** Start **

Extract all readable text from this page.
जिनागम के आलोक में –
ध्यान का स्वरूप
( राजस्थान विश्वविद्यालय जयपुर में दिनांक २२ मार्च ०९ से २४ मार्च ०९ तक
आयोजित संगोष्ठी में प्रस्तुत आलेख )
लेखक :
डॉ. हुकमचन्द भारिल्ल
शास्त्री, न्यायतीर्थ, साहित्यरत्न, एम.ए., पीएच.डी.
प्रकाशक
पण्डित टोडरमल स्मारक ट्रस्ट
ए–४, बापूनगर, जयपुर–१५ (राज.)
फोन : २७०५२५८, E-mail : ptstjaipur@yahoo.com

** End **

■ **Stated task**
Copy out each record from above, exactly.

■ **Problem solution**
Extract all readable text from this page.
जिनागम के आलोक में –
ध्यान का स्वरूप
( राजस्थान विश्वविद्यालय जयपुर में दिनांक २२ मार्च ०९ से २४ मार्च ०९ तक
आयोजित संगोष्ठी में प्रस्तुत आलेख )
लेखक :
डॉ. हुकमचन्द भारिल्ल
शास्त्री, न्यायतीर्थ, साहित्यरत्न, एम.ए., पीएच.डी.
प्रकाशक
पण्डित टोडरमल स्मारक ट्रस्ट
ए–४, बापूनगर, जयपुर–१५ (राज.)
फोन : २७०५२५८, E-mail : ptstjaipur@yahoo.com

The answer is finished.